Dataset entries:
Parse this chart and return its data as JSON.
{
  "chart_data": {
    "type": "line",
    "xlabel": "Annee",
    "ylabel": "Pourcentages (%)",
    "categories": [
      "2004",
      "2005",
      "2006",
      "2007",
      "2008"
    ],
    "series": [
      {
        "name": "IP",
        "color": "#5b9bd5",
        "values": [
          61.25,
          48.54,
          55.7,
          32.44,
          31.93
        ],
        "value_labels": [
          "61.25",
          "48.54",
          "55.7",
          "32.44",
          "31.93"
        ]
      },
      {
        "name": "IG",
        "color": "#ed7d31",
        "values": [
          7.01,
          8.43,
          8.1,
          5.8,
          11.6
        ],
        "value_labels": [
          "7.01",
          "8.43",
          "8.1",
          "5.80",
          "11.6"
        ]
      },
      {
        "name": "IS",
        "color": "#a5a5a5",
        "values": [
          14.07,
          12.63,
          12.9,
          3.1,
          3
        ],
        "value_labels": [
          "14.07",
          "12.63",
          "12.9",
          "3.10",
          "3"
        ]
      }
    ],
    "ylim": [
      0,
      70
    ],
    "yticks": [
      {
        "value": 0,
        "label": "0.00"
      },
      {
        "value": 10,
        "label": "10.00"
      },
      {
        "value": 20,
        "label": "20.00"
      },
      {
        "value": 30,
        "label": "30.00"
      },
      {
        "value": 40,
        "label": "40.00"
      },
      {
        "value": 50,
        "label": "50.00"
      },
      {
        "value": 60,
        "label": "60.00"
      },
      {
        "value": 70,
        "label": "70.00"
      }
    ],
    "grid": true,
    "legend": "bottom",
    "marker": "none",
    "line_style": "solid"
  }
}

§ Task goal: Search the records for the string "color" and return every line in which it occurs.

§ Exercise solution:
        "color": "#5b9bd5",
        "color": "#ed7d31",
        "color": "#a5a5a5",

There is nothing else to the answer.